Set down each entry exactly as given; pictures should not appear in the copy.
------ DATASET EXTRACT ------
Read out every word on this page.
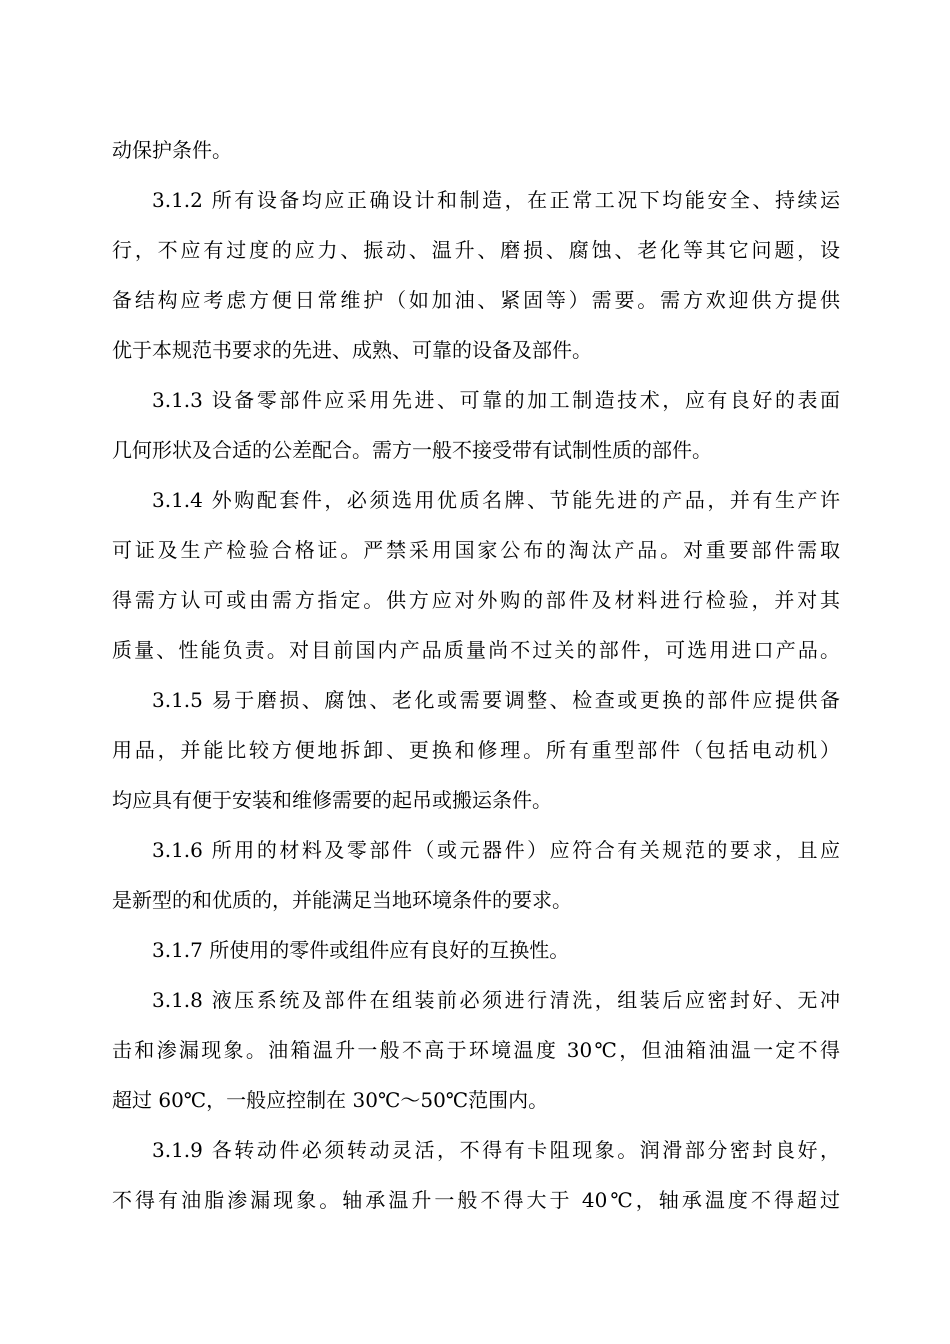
动保护条件。
3.1.2 所有设备均应正确设计和制造，在正常工况下均能安全、持续运
行，不应有过度的应力、振动、温升、磨损、腐蚀、老化等其它问题，设
备结构应考虑方便日常维护（如加油、紧固等）需要。需方欢迎供方提供
优于本规范书要求的先进、成熟、可靠的设备及部件。
3.1.3 设备零部件应采用先进、可靠的加工制造技术，应有良好的表面
几何形状及合适的公差配合。需方一般不接受带有试制性质的部件。
3.1.4 外购配套件，必须选用优质名牌、节能先进的产品，并有生产许
可证及生产检验合格证。严禁采用国家公布的淘汰产品。对重要部件需取
得需方认可或由需方指定。供方应对外购的部件及材料进行检验，并对其
质量、性能负责。对目前国内产品质量尚不过关的部件，可选用进口产品。
3.1.5 易于磨损、腐蚀、老化或需要调整、检查或更换的部件应提供备
用品，并能比较方便地拆卸、更换和修理。所有重型部件（包括电动机）
均应具有便于安装和维修需要的起吊或搬运条件。
3.1.6 所用的材料及零部件（或元器件）应符合有关规范的要求，且应
是新型的和优质的，并能满足当地环境条件的要求。
3.1.7 所使用的零件或组件应有良好的互换性。
3.1.8 液压系统及部件在组装前必须进行清洗，组装后应密封好、无冲
击和渗漏现象。油箱温升一般不高于环境温度 30℃，但油箱油温一定不得
超过 60℃，一般应控制在 30℃～50℃范围内。
3.1.9 各转动件必须转动灵活，不得有卡阻现象。润滑部分密封良好，
不得有油脂渗漏现象。轴承温升一般不得大于 40℃，轴承温度不得超过
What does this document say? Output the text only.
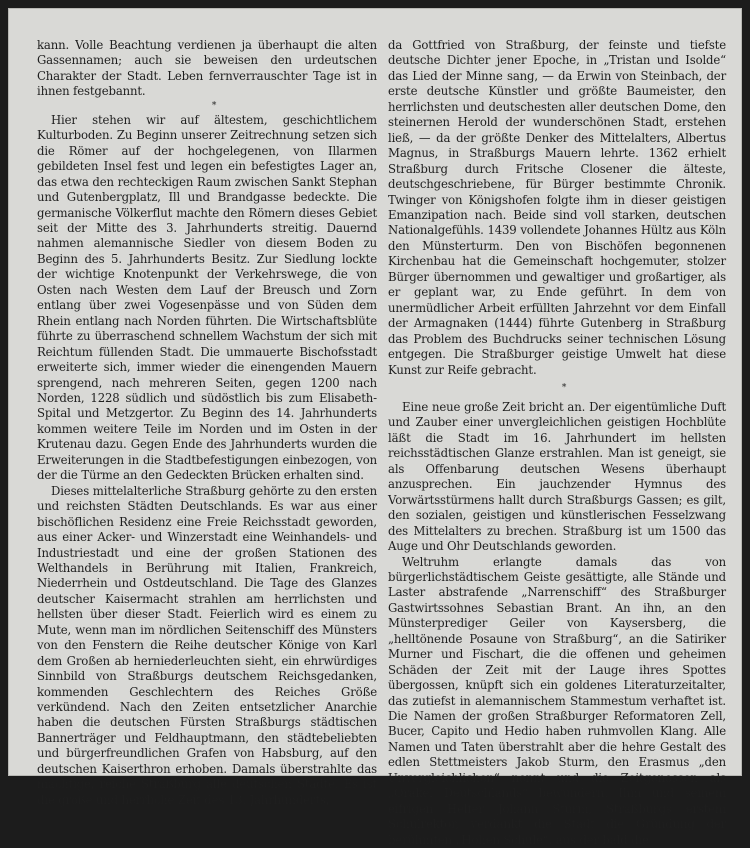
kann. Volle Beachtung verdienen ja überhaupt die alten Gassennamen; auch sie beweisen den urdeutschen Charakter der Stadt. Leben fernverrauschter Tage ist in ihnen festgebannt.

*

Hier stehen wir auf ältestem, geschichtlichem Kulturboden. Zu Beginn unserer Zeitrechnung setzen sich die Römer auf der hochgelegenen, von Illarmen gebildeten Insel fest und legen ein befestigtes Lager an, das etwa den rechteckigen Raum zwischen Sankt Stephan und Gutenbergplatz, Ill und Brandgasse bedeckte. Die germanische Völkerflut machte den Römern dieses Gebiet seit der Mitte des 3. Jahrhunderts streitig. Dauernd nahmen alemannische Siedler von diesem Boden zu Beginn des 5. Jahrhunderts Besitz. Zur Siedlung lockte der wichtige Knotenpunkt der Verkehrswege, die von Osten nach Westen dem Lauf der Breusch und Zorn entlang über zwei Vogesenpässe und von Süden dem Rhein entlang nach Norden führten. Die Wirtschaftsblüte führte zu überraschend schnellem Wachstum der sich mit Reichtum füllenden Stadt. Die ummauerte Bischofsstadt erweiterte sich, immer wieder die einengenden Mauern sprengend, nach mehreren Seiten, gegen 1200 nach Norden, 1228 südlich und südöstlich bis zum Elisabeth-Spital und Metzgertor. Zu Beginn des 14. Jahrhunderts kommen weitere Teile im Norden und im Osten in der Krutenau dazu. Gegen Ende des Jahrhunderts wurden die Erweiterungen in die Stadtbefestigungen einbezogen, von der die Türme an den Gedeckten Brücken erhalten sind.

Dieses mittelalterliche Straßburg gehörte zu den ersten und reichsten Städten Deutschlands. Es war aus einer bischöflichen Residenz eine Freie Reichsstadt geworden, aus einer Acker- und Winzerstadt eine Weinhandels- und Industriestadt und eine der großen Stationen des Welthandels in Berührung mit Italien, Frankreich, Niederrhein und Ostdeutschland. Die Tage des Glanzes deutscher Kaisermacht strahlen am herrlichsten und hellsten über dieser Stadt. Feierlich wird es einem zu Mute, wenn man im nördlichen Seitenschiff des Münsters von den Fenstern die Reihe deutscher Könige von Karl dem Großen ab herniederleuchten sieht, ein ehrwürdiges Sinnbild von Straßburgs deutschem Reichsgedanken, kommenden Geschlechtern des Reiches Größe verkündend. Nach den Zeiten entsetzlicher Anarchie haben die deutschen Fürsten Straßburgs städtischen Bannerträger und Feldhauptmann, den städtebeliebten und bürgerfreundlichen Grafen von Habsburg, auf den deutschen Kaiserthron erhoben. Damals überstrahlte das mächtige, reiche Straßburg alle deutschen Städte. Es ist die große und herrliche Zeit des 13. Jahrhunderts,

da Gottfried von Straßburg, der feinste und tiefste deutsche Dichter jener Epoche, in „Tristan und Isolde“ das Lied der Minne sang, — da Erwin von Steinbach, der erste deutsche Künstler und größte Baumeister, den herrlichsten und deutschesten aller deutschen Dome, den steinernen Herold der wunderschönen Stadt, erstehen ließ, — da der größte Denker des Mittelalters, Albertus Magnus, in Straßburgs Mauern lehrte. 1362 erhielt Straßburg durch Fritsche Closener die älteste, deutschgeschriebene, für Bürger bestimmte Chronik. Twinger von Königshofen folgte ihm in dieser geistigen Emanzipation nach. Beide sind voll starken, deutschen Nationalgefühls. 1439 vollendete Johannes Hültz aus Köln den Münsterturm. Den von Bischöfen begonnenen Kirchenbau hat die Gemeinschaft hochgemuter, stolzer Bürger übernommen und gewaltiger und großartiger, als er geplant war, zu Ende geführt. In dem von unermüdlicher Arbeit erfüllten Jahrzehnt vor dem Einfall der Armagnaken (1444) führte Gutenberg in Straßburg das Problem des Buchdrucks seiner technischen Lösung entgegen. Die Straßburger geistige Umwelt hat diese Kunst zur Reife gebracht.

*

Eine neue große Zeit bricht an. Der eigentümliche Duft und Zauber einer unvergleichlichen geistigen Hochblüte läßt die Stadt im 16. Jahrhundert im hellsten reichsstädtischen Glanze erstrahlen. Man ist geneigt, sie als Offenbarung deutschen Wesens überhaupt anzusprechen. Ein jauchzender Hymnus des Vorwärtsstürmens hallt durch Straßburgs Gassen; es gilt, den sozialen, geistigen und künstlerischen Fesselzwang des Mittelalters zu brechen. Straßburg ist um 1500 das Auge und Ohr Deutschlands geworden.

Weltruhm erlangte damals das von bürgerlichstädtischem Geiste gesättigte, alle Stände und Laster abstrafende „Narrenschiff“ des Straßburger Gastwirtssohnes Sebastian Brant. An ihn, an den Münsterprediger Geiler von Kaysersberg, die „helltönende Posaune von Straßburg“, an die Satiriker Murner und Fischart, die die offenen und geheimen Schäden der Zeit mit der Lauge ihres Spottes übergossen, knüpft sich ein goldenes Literaturzeitalter, das zutiefst in alemannischem Stammestum verhaftet ist. Die Namen der großen Straßburger Reformatoren Zell, Bucer, Capito und Hedio haben ruhmvollen Klang. Alle Namen und Taten überstrahlt aber die hehre Gestalt des edlen Stettmeisters Jakob Sturm, den Erasmus „den Unvergleichlichen“ nennt und die Zeitgenossen als „Orakel Deutschlands“ bewundern. Ihm und seinem eifrigen Helfer Johann Sturm, Straßburgs erstem Schulrektor, verdankt die Stadt die Gründung der berühmten „Hohen Schule“, aus der bald die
------
SOLUTION FOR THIS TASK ▸
Read out every word on this page.
动保护条件。
3.1.2 所有设备均应正确设计和制造，在正常工况下均能安全、持续运
行，不应有过度的应力、振动、温升、磨损、腐蚀、老化等其它问题，设
备结构应考虑方便日常维护（如加油、紧固等）需要。需方欢迎供方提供
优于本规范书要求的先进、成熟、可靠的设备及部件。
3.1.3 设备零部件应采用先进、可靠的加工制造技术，应有良好的表面
几何形状及合适的公差配合。需方一般不接受带有试制性质的部件。
3.1.4 外购配套件，必须选用优质名牌、节能先进的产品，并有生产许
可证及生产检验合格证。严禁采用国家公布的淘汰产品。对重要部件需取
得需方认可或由需方指定。供方应对外购的部件及材料进行检验，并对其
质量、性能负责。对目前国内产品质量尚不过关的部件，可选用进口产品。
3.1.5 易于磨损、腐蚀、老化或需要调整、检查或更换的部件应提供备
用品，并能比较方便地拆卸、更换和修理。所有重型部件（包括电动机）
均应具有便于安装和维修需要的起吊或搬运条件。
3.1.6 所用的材料及零部件（或元器件）应符合有关规范的要求，且应
是新型的和优质的，并能满足当地环境条件的要求。
3.1.7 所使用的零件或组件应有良好的互换性。
3.1.8 液压系统及部件在组装前必须进行清洗，组装后应密封好、无冲
击和渗漏现象。油箱温升一般不高于环境温度 30℃，但油箱油温一定不得
超过 60℃，一般应控制在 30℃～50℃范围内。
3.1.9 各转动件必须转动灵活，不得有卡阻现象。润滑部分密封良好，
不得有油脂渗漏现象。轴承温升一般不得大于 40℃，轴承温度不得超过
What does this document say? Output the text only.
kann. Volle Beachtung verdienen ja überhaupt die alten Gassennamen; auch sie beweisen den urdeutschen Charakter der Stadt. Leben fernverrauschter Tage ist in ihnen festgebannt.

*

Hier stehen wir auf ältestem, geschichtlichem Kulturboden. Zu Beginn unserer Zeitrechnung setzen sich die Römer auf der hochgelegenen, von Illarmen gebildeten Insel fest und legen ein befestigtes Lager an, das etwa den rechteckigen Raum zwischen Sankt Stephan und Gutenbergplatz, Ill und Brandgasse bedeckte. Die germanische Völkerflut machte den Römern dieses Gebiet seit der Mitte des 3. Jahrhunderts streitig. Dauernd nahmen alemannische Siedler von diesem Boden zu Beginn des 5. Jahrhunderts Besitz. Zur Siedlung lockte der wichtige Knotenpunkt der Verkehrswege, die von Osten nach Westen dem Lauf der Breusch und Zorn entlang über zwei Vogesenpässe und von Süden dem Rhein entlang nach Norden führten. Die Wirtschaftsblüte führte zu überraschend schnellem Wachstum der sich mit Reichtum füllenden Stadt. Die ummauerte Bischofsstadt erweiterte sich, immer wieder die einengenden Mauern sprengend, nach mehreren Seiten, gegen 1200 nach Norden, 1228 südlich und südöstlich bis zum Elisabeth-Spital und Metzgertor. Zu Beginn des 14. Jahrhunderts kommen weitere Teile im Norden und im Osten in der Krutenau dazu. Gegen Ende des Jahrhunderts wurden die Erweiterungen in die Stadtbefestigungen einbezogen, von der die Türme an den Gedeckten Brücken erhalten sind.

Dieses mittelalterliche Straßburg gehörte zu den ersten und reichsten Städten Deutschlands. Es war aus einer bischöflichen Residenz eine Freie Reichsstadt geworden, aus einer Acker- und Winzerstadt eine Weinhandels- und Industriestadt und eine der großen Stationen des Welthandels in Berührung mit Italien, Frankreich, Niederrhein und Ostdeutschland. Die Tage des Glanzes deutscher Kaisermacht strahlen am herrlichsten und hellsten über dieser Stadt. Feierlich wird es einem zu Mute, wenn man im nördlichen Seitenschiff des Münsters von den Fenstern die Reihe deutscher Könige von Karl dem Großen ab herniederleuchten sieht, ein ehrwürdiges Sinnbild von Straßburgs deutschem Reichsgedanken, kommenden Geschlechtern des Reiches Größe verkündend. Nach den Zeiten entsetzlicher Anarchie haben die deutschen Fürsten Straßburgs städtischen Bannerträger und Feldhauptmann, den städtebeliebten und bürgerfreundlichen Grafen von Habsburg, auf den deutschen Kaiserthron erhoben. Damals überstrahlte das mächtige, reiche Straßburg alle deutschen Städte. Es ist die große und herrliche Zeit des 13. Jahrhunderts,

da Gottfried von Straßburg, der feinste und tiefste deutsche Dichter jener Epoche, in „Tristan und Isolde“ das Lied der Minne sang, — da Erwin von Steinbach, der erste deutsche Künstler und größte Baumeister, den herrlichsten und deutschesten aller deutschen Dome, den steinernen Herold der wunderschönen Stadt, erstehen ließ, — da der größte Denker des Mittelalters, Albertus Magnus, in Straßburgs Mauern lehrte. 1362 erhielt Straßburg durch Fritsche Closener die älteste, deutschgeschriebene, für Bürger bestimmte Chronik. Twinger von Königshofen folgte ihm in dieser geistigen Emanzipation nach. Beide sind voll starken, deutschen Nationalgefühls. 1439 vollendete Johannes Hültz aus Köln den Münsterturm. Den von Bischöfen begonnenen Kirchenbau hat die Gemeinschaft hochgemuter, stolzer Bürger übernommen und gewaltiger und großartiger, als er geplant war, zu Ende geführt. In dem von unermüdlicher Arbeit erfüllten Jahrzehnt vor dem Einfall der Armagnaken (1444) führte Gutenberg in Straßburg das Problem des Buchdrucks seiner technischen Lösung entgegen. Die Straßburger geistige Umwelt hat diese Kunst zur Reife gebracht.

*

Eine neue große Zeit bricht an. Der eigentümliche Duft und Zauber einer unvergleichlichen geistigen Hochblüte läßt die Stadt im 16. Jahrhundert im hellsten reichsstädtischen Glanze erstrahlen. Man ist geneigt, sie als Offenbarung deutschen Wesens überhaupt anzusprechen. Ein jauchzender Hymnus des Vorwärtsstürmens hallt durch Straßburgs Gassen; es gilt, den sozialen, geistigen und künstlerischen Fesselzwang des Mittelalters zu brechen. Straßburg ist um 1500 das Auge und Ohr Deutschlands geworden.

Weltruhm erlangte damals das von bürgerlichstädtischem Geiste gesättigte, alle Stände und Laster abstrafende „Narrenschiff“ des Straßburger Gastwirtssohnes Sebastian Brant. An ihn, an den Münsterprediger Geiler von Kaysersberg, die „helltönende Posaune von Straßburg“, an die Satiriker Murner und Fischart, die die offenen und geheimen Schäden der Zeit mit der Lauge ihres Spottes übergossen, knüpft sich ein goldenes Literaturzeitalter, das zutiefst in alemannischem Stammestum verhaftet ist. Die Namen der großen Straßburger Reformatoren Zell, Bucer, Capito und Hedio haben ruhmvollen Klang. Alle Namen und Taten überstrahlt aber die hehre Gestalt des edlen Stettmeisters Jakob Sturm, den Erasmus „den Unvergleichlichen“ nennt und die Zeitgenossen als „Orakel Deutschlands“ bewundern. Ihm und seinem eifrigen Helfer Johann Sturm, Straßburgs erstem Schulrektor, verdankt die Stadt die Gründung der berühmten „Hohen Schule“, aus der bald die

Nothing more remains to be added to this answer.